YOUR OBJECTIVE ▸ Please determine how many lines of the material include the word "CUSUM", and respond with nothing but that number.

THE RECORDS ▸
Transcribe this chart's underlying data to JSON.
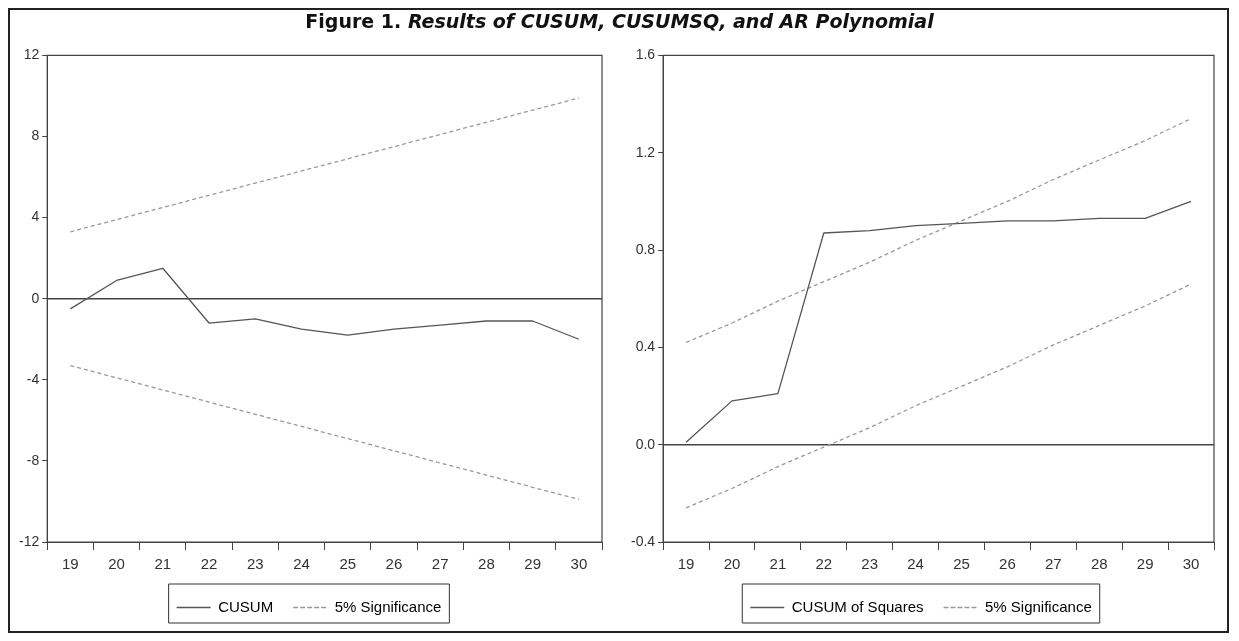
{
  "chart_data": [
    {
      "type": "line",
      "title": "Figure 1. Results of CUSUM, CUSUMSQ, and AR Polynomial",
      "categories": [
        "19",
        "20",
        "21",
        "22",
        "23",
        "24",
        "25",
        "26",
        "27",
        "28",
        "29",
        "30"
      ],
      "series": [
        {
          "name": "CUSUM",
          "color": "#555555",
          "values": [
            -0.5,
            0.9,
            1.5,
            -1.2,
            -1.0,
            -1.5,
            -1.8,
            -1.5,
            -1.3,
            -1.1,
            -1.1,
            -2.0
          ]
        },
        {
          "name": "5% Significance",
          "color": "#999999",
          "line_style": "dashed",
          "values": [
            3.3,
            3.9,
            4.5,
            5.1,
            5.7,
            6.3,
            6.9,
            7.5,
            8.1,
            8.7,
            9.3,
            9.9
          ]
        },
        {
          "color": "#999999",
          "line_style": "dashed",
          "values": [
            -3.3,
            -3.9,
            -4.5,
            -5.1,
            -5.7,
            -6.3,
            -6.9,
            -7.5,
            -8.1,
            -8.7,
            -9.3,
            -9.9
          ]
        }
      ],
      "ylim": [
        -12,
        12
      ],
      "yticks": [
        -12,
        -8,
        -4,
        0,
        4,
        8,
        12
      ],
      "ref_lines": [
        {
          "axis": "y",
          "value": 0,
          "color": "#444444"
        }
      ],
      "legend": "bottom",
      "marker": "none",
      "grid": false
    },
    {
      "type": "line",
      "categories": [
        "19",
        "20",
        "21",
        "22",
        "23",
        "24",
        "25",
        "26",
        "27",
        "28",
        "29",
        "30"
      ],
      "series": [
        {
          "name": "CUSUM of Squares",
          "color": "#555555",
          "values": [
            0.01,
            0.18,
            0.21,
            0.87,
            0.88,
            0.9,
            0.91,
            0.92,
            0.92,
            0.93,
            0.93,
            1.0
          ]
        },
        {
          "name": "5% Significance",
          "color": "#999999",
          "line_style": "dashed",
          "values": [
            0.42,
            0.5,
            0.59,
            0.67,
            0.75,
            0.84,
            0.92,
            1.0,
            1.09,
            1.17,
            1.25,
            1.34
          ]
        },
        {
          "color": "#999999",
          "line_style": "dashed",
          "values": [
            -0.26,
            -0.18,
            -0.09,
            -0.01,
            0.07,
            0.16,
            0.24,
            0.32,
            0.41,
            0.49,
            0.57,
            0.66
          ]
        }
      ],
      "ylim": [
        -0.4,
        1.6
      ],
      "yticks": [
        -0.4,
        {
          "value": 0,
          "label": "0.0"
        },
        0.4,
        0.8,
        1.2,
        1.6
      ],
      "ref_lines": [
        {
          "axis": "y",
          "value": 0,
          "color": "#444444"
        }
      ],
      "legend": "bottom",
      "marker": "none",
      "grid": false
    }
  ]
}
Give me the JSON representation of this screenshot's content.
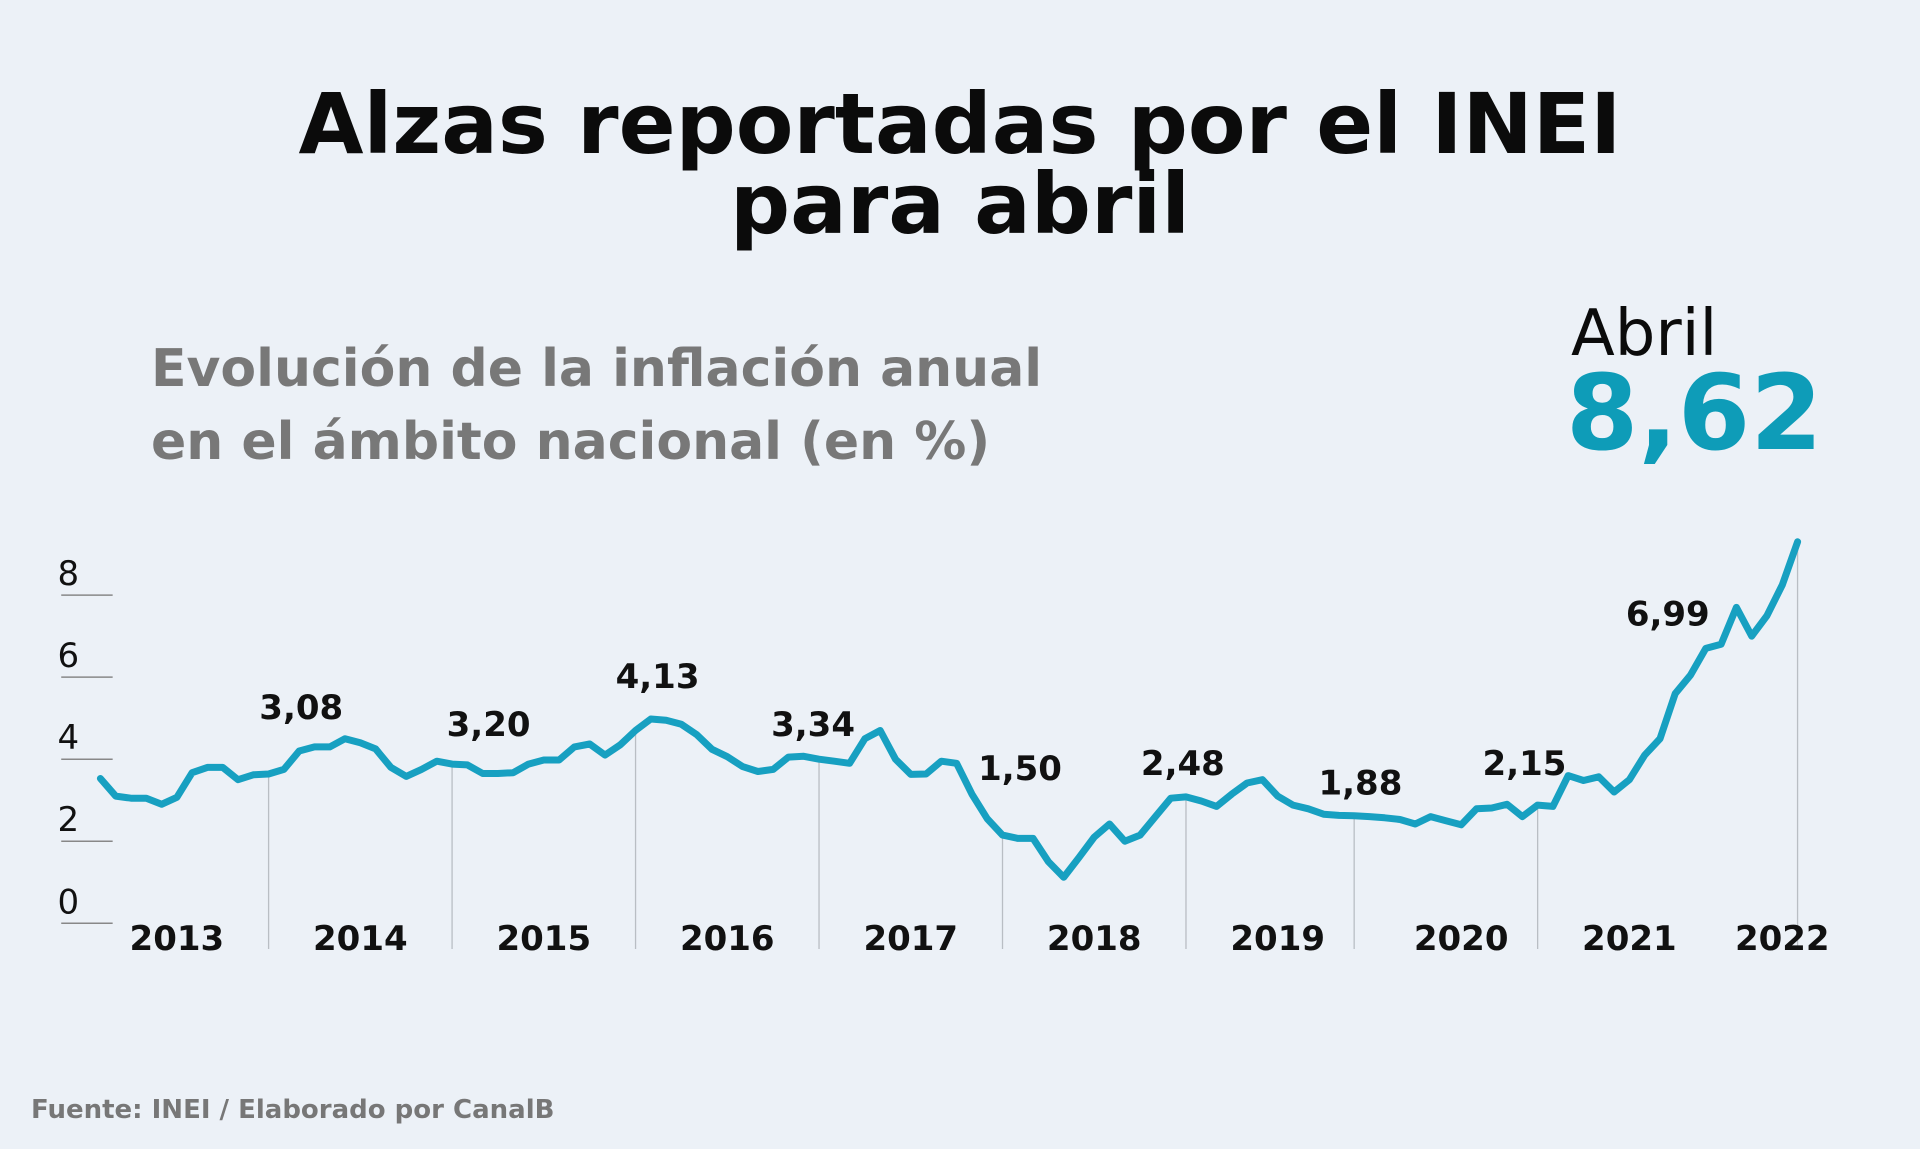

OUTPUT FOR THIS TASK ▸ 3